- Extract provided
----

0
votes

I am running RabbitMQ 3.7.28 on a linux node, single installation, no more cluster nodes. The MQTT message plugin is enabled, both TLS and non-TLS connections are successful. Using python 3.8 and pika 1.1.0 I have sent 1,000,000 messages to the broker via AMQP.

During sending of the messages I had two consumer connected: one using pika/AMQP, one using paho-mqtt 1.5.1. Both consumers received 1,000,000 messages.

Then I tried sending messages using paho-mqtt, and after this script finished both clients had received 999,983 messages. Repeated tests showed, that a different number of messages gets dropped, but always in the tens.

To figure out what was going on, I added the message count to the message. The resulting messages showed, that only the last messages were missing. The consumer showed this message as the last entry:

99979: dev/testtopic b'99979: 2020-10-05T12:00:00.682216'

(the first 99979 is the counter from the consumer, the second one is the counter from the producer)

----

- Dataset entries

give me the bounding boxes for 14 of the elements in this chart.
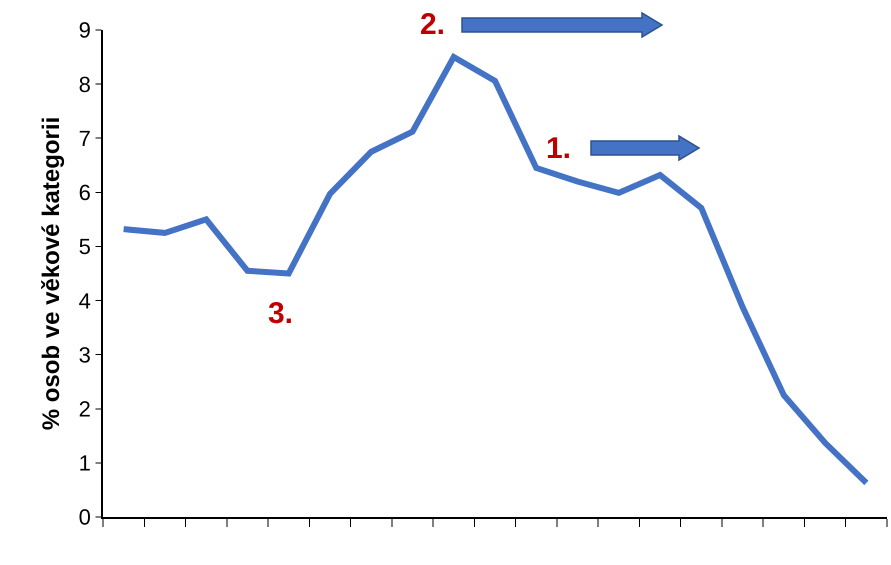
y-tick-label: 0	[78, 504, 91, 530]
y-tick-label: 3	[78, 342, 91, 368]
y-tick-label: 4	[78, 288, 91, 314]
y-tick-label: 5	[78, 234, 91, 260]
annotation: 1.	[546, 132, 572, 165]
annotation: 3.	[268, 297, 294, 330]
y-tick-label: 7	[78, 126, 91, 151]
y-tick-label: 6	[78, 180, 91, 206]
y-tick-label: 1	[78, 450, 91, 476]
y-tick-label: 9	[78, 18, 91, 43]
y-axis-title: % osob ve věkové kategorii	[38, 116, 66, 430]
annotation: 2.	[420, 8, 446, 41]
y-tick-label: 2	[78, 396, 91, 422]
y-tick-label: 8	[78, 72, 91, 97]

----

- Tasks
A – Decide whether each statement agrees with the RabbitMQ post, answering yes or no and quoting the deciding words. (i) The broker runs as a single node with no other cluster nodes. (ii) When the messages were sent with paho-mqtt, the missing ones were scattered throughout the sequence. (iii) The AMQP messages were sent using Python 3.8 and pika 1.1.0.
B – Pick up the RabbitMQ post after its last sentence and continue it.
The items are not needed for this work.

- Expected responses
A –
(i) Yes: "single installation, no more cluster nodes"
(ii) No: "only the last messages were missing"
(iii) Yes: "Using python 3.8 and pika 1.1.0 I have sent 1,000,000 messages to the broker via AMQP"

B –
Trying to get things better I set qos=1. Now reliably after 20 messages the consumers stops receiving messages. The producer exists without error after the number of messages I intended to send.

Am I doing something wrong? Can you tell me, where the messages are lost? Or give me a hint on how to debug this issue? The results are independent of using TLS or leaving it turned off.

If you have questions, please ask them!

Thank you.

For reference: here is (most) of the code I used:

MQTT Producer

import paho.mqtt.client as mqtt
from datetime import datetime

client = mqtt.Client()
client.username_pw_set(user, password)
client.connect(server, port)

print(datetime.utcnow().isoformat())
for i in range(1000000):
    client.publish("dev/testtopic", f'{i + 1}: {datetime.utcnow().isoformat()}', qos=0)
print(datetime.utcnow().isoformat())

client.disconnect()

AMQP Producer

import pika
from datetime import datetime
from urllib.parse import quote


with pika.BlockingConnection(pika.URLParameters(f'amqp://{user}:{password}@{server}:{port}/{vhost}')) as connection:
    print(datetime.utcnow().isoformat())
    channel = connection.channel()
    routing_key = 'dev.testtopic'
    for i in range(1000000):
        channel.basic_publish(
            exchange='amq.topic', routing_key=routing_key, body=f'{i}: {datetime.utcnow().isoformat()}')
    print(datetime.utcnow().isoformat())

MQTT Consumer

import paho.mqtt.client as mqtt


def on_connect(client, userdata, flags, rc):
    print("Connected with result code " + str(rc))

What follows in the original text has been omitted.